--- Extrait ---
Militaires à la retraite

Selon l’énième rumeur qui circule, l’Agence nationale de renseignement (ANR) de RDC bénéficierait d’un soutien appuyé de la DGSE. Un bruit alimenté par le fait que, d’après plusieurs sources diplomatiques à Kinshasa, la France avait fait retirer le nom de Kalev Mutond, le patron de l’ANR, de la liste des sanctions économiques de l’Union européenne.

Le Quai d’Orsay estime que cette campagne hostile se nourrit aussi des succès d’une société privée française, Themiis, qui gère le Collège des hautes études de stratégie et de défense de Kinshasa, inauguré par Kabila en juillet 2017. Trois promotions de hauts gradés sont sorties de ses formations dispensées en grande partie par des militaires français à la retraite. De quoi aiguiser les rivalités entre la France et la Belgique sur le terrain congolais, où l’ancienne puissance coloniale a interrompu sa coopération avec le régime de Kabila, qui réprime toute contestation et contraint à l’exil les principales figures de l’opposition.
--- Les données ---
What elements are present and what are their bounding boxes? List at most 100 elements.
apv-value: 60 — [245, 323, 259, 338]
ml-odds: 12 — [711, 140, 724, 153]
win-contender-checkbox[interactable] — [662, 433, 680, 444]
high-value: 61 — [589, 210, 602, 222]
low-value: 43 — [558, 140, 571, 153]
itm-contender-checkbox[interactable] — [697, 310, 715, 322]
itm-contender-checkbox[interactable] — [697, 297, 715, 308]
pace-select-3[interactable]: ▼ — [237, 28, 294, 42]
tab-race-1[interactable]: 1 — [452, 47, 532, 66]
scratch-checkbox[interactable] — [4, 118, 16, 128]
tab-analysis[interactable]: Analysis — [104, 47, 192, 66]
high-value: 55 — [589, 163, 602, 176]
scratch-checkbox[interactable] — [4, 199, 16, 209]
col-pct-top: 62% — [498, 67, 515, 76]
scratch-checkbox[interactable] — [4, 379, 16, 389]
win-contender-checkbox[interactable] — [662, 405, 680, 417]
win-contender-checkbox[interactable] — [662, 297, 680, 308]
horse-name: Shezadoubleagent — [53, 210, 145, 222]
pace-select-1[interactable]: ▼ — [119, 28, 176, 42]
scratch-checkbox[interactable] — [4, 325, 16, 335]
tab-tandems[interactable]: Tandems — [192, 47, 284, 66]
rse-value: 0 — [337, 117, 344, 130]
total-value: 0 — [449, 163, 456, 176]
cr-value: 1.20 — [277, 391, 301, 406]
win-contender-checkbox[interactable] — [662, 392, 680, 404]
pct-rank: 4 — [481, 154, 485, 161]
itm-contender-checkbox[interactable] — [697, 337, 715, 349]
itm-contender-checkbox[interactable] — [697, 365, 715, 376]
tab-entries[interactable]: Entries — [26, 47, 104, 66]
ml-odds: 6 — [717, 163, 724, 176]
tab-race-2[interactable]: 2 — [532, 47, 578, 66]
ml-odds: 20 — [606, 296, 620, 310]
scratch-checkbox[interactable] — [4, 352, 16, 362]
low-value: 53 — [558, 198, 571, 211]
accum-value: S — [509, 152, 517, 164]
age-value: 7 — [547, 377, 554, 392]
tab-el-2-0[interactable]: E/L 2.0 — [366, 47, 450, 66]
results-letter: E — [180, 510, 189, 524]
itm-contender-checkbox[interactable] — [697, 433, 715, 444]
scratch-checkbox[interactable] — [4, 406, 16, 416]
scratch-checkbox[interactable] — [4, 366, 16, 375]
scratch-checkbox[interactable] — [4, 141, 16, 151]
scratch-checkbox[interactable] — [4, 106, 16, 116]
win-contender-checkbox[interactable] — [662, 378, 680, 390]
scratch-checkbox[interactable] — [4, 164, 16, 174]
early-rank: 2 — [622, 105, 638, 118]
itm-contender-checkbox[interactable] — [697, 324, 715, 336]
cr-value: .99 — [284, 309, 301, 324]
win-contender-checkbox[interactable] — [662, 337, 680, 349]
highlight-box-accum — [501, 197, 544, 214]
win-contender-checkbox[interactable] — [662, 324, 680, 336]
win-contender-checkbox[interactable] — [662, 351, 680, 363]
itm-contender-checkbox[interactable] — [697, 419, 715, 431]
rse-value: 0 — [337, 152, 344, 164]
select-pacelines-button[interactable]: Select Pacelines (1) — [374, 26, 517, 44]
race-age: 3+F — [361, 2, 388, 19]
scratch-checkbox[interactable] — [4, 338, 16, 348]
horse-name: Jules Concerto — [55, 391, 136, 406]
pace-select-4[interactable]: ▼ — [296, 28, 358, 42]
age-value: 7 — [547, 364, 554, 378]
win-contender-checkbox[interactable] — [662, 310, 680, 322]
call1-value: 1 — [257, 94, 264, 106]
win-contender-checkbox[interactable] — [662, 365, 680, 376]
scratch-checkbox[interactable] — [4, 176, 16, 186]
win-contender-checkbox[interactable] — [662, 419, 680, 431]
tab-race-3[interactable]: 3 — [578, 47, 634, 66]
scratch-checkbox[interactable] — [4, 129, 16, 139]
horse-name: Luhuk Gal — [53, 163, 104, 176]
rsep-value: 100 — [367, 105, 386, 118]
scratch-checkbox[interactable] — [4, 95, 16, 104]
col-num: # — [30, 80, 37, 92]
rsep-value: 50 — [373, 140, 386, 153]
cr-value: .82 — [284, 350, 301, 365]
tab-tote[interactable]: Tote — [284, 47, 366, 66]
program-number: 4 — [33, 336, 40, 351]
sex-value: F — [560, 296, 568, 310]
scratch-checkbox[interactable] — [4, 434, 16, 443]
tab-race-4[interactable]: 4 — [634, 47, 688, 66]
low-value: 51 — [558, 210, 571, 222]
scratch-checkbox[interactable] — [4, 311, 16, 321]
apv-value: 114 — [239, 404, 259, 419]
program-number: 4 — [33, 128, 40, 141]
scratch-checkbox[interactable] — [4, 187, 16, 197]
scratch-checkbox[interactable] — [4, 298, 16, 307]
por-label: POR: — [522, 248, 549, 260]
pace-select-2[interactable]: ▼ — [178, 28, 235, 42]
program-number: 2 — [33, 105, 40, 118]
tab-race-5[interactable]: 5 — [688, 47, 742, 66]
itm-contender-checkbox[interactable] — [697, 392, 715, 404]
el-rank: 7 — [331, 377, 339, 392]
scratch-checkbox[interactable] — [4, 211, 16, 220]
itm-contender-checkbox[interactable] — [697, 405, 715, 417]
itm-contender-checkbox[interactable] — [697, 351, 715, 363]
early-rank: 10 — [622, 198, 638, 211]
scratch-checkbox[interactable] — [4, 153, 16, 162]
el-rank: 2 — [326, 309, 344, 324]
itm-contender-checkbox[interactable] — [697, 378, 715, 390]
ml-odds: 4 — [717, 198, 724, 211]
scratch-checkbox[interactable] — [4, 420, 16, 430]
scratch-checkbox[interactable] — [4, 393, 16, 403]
---
Tâche à réaliser:
Poursuivez l'extrait sur la présence française auprès des services de sécurité congolais, à partir de sa dernière phrase.

Zone de réponse:
« La France de Hollande nous recevait, nous soutenait et faisait tout pour libérer nos militants arrêtés par l’ANR, explique Floribert Anzuluni, coordinateur du mouvement citoyen Filimbi. On a appelé au boycott de la France pour mettre pression sur cette puissance qui, depuis l’arrivée au pouvoir de M. Macron, a une position bien moins claire que par le passé. »

« En RDC, la diplomatie française est dépourvue de véritable vision », déplore un diplomate européen. Elle semble en particulier soucieuse de ne pas prendre trop fortement position contre Kabila afin « d’éviter l’implosion du pays », au risque de donner l’impression de soutenir le régime.

« Alors que tout le monde se place contre Joseph Kabila, la France se positionne différemment de manière à garder son influence, observe un représentant des Nations unies en RDC. C’est l’un des rares pays européens à maintenir un canal de communication avec le régime. » Le Quai d’Orsay a cependant déclaré le 2 janvier, deux jours après la répression des manifestations du 31 décembre 2017 : « La France réitère son appel au respect des droits de l’homme et des libertés fondamentales, notamment le droit d’expression, d’information et de manifestation pacifique. »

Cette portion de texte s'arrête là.